REQUIRED WORK: Write out the entire listing below exactly, with the pictures left out.

GIVEN RECORDS:
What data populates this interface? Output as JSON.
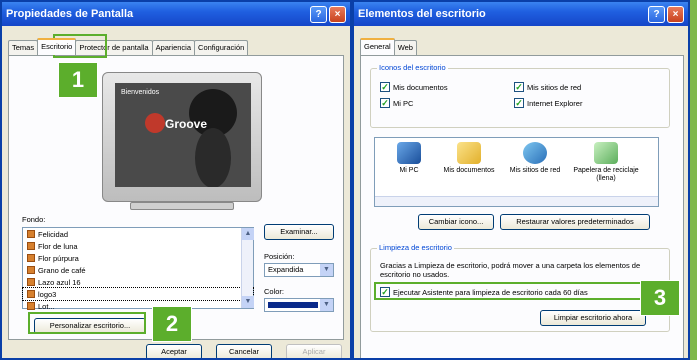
{
  "left_window": {
    "title": "Propiedades de Pantalla",
    "help_icon": "?",
    "close_icon": "×",
    "tabs": [
      "Temas",
      "Escritorio",
      "Protector de pantalla",
      "Apariencia",
      "Configuración"
    ],
    "fondo_label": "Fondo:",
    "backgrounds": [
      "Felicidad",
      "Flor de luna",
      "Flor púrpura",
      "Grano de café",
      "Lazo azul 16",
      "logo3",
      "Lot..."
    ],
    "selected_background": "logo3",
    "browse_button": "Examinar...",
    "position_label": "Posición:",
    "position_value": "Expandida",
    "color_label": "Color:",
    "customize_button": "Personalizar escritorio...",
    "ok_button": "Aceptar",
    "cancel_button": "Cancelar",
    "apply_button": "Aplicar",
    "preview_text": "Groove",
    "preview_sub": "Bienvenidos"
  },
  "right_window": {
    "title": "Elementos del escritorio",
    "help_icon": "?",
    "close_icon": "×",
    "tabs": [
      "General",
      "Web"
    ],
    "icons_group": "Iconos del escritorio",
    "checkboxes": [
      "Mis documentos",
      "Mis sitios de red",
      "Mi PC",
      "Internet Explorer"
    ],
    "desktop_icons": [
      "Mi PC",
      "Mis documentos",
      "Mis sitios de red",
      "Papelera de reciclaje (llena)"
    ],
    "change_icon_button": "Cambiar icono...",
    "restore_button": "Restaurar valores predeterminados",
    "cleanup_group": "Limpieza de escritorio",
    "cleanup_text": "Gracias a Limpieza de escritorio, podrá mover a una carpeta los elementos de escritorio no usados.",
    "cleanup_checkbox": "Ejecutar Asistente para limpieza de escritorio cada 60 días",
    "clean_now_button": "Limpiar escritorio ahora"
  },
  "badges": [
    "1",
    "2",
    "3"
  ],
  "colors": {
    "accent_green": "#5cae2c",
    "title_blue": "#1f5fe0",
    "color_swatch": "#0a2a8a"
  }
}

TASK ANSWER:
What data populates this interface? Output as JSON.
{
  "left_window": {
    "title": "Propiedades de Pantalla",
    "help_icon": "?",
    "close_icon": "×",
    "tabs": [
      "Temas",
      "Escritorio",
      "Protector de pantalla",
      "Apariencia",
      "Configuración"
    ],
    "fondo_label": "Fondo:",
    "backgrounds": [
      "Felicidad",
      "Flor de luna",
      "Flor púrpura",
      "Grano de café",
      "Lazo azul 16",
      "logo3",
      "Lot..."
    ],
    "selected_background": "logo3",
    "browse_button": "Examinar...",
    "position_label": "Posición:",
    "position_value": "Expandida",
    "color_label": "Color:",
    "customize_button": "Personalizar escritorio...",
    "ok_button": "Aceptar",
    "cancel_button": "Cancelar",
    "apply_button": "Aplicar",
    "preview_text": "Groove",
    "preview_sub": "Bienvenidos"
  },
  "right_window": {
    "title": "Elementos del escritorio",
    "help_icon": "?",
    "close_icon": "×",
    "tabs": [
      "General",
      "Web"
    ],
    "icons_group": "Iconos del escritorio",
    "checkboxes": [
      "Mis documentos",
      "Mis sitios de red",
      "Mi PC",
      "Internet Explorer"
    ],
    "desktop_icons": [
      "Mi PC",
      "Mis documentos",
      "Mis sitios de red",
      "Papelera de reciclaje (llena)"
    ],
    "change_icon_button": "Cambiar icono...",
    "restore_button": "Restaurar valores predeterminados",
    "cleanup_group": "Limpieza de escritorio",
    "cleanup_text": "Gracias a Limpieza de escritorio, podrá mover a una carpeta los elementos de escritorio no usados.",
    "cleanup_checkbox": "Ejecutar Asistente para limpieza de escritorio cada 60 días",
    "clean_now_button": "Limpiar escritorio ahora"
  },
  "badges": [
    "1",
    "2",
    "3"
  ],
  "colors": {
    "accent_green": "#5cae2c",
    "title_blue": "#1f5fe0",
    "color_swatch": "#0a2a8a"
  }
}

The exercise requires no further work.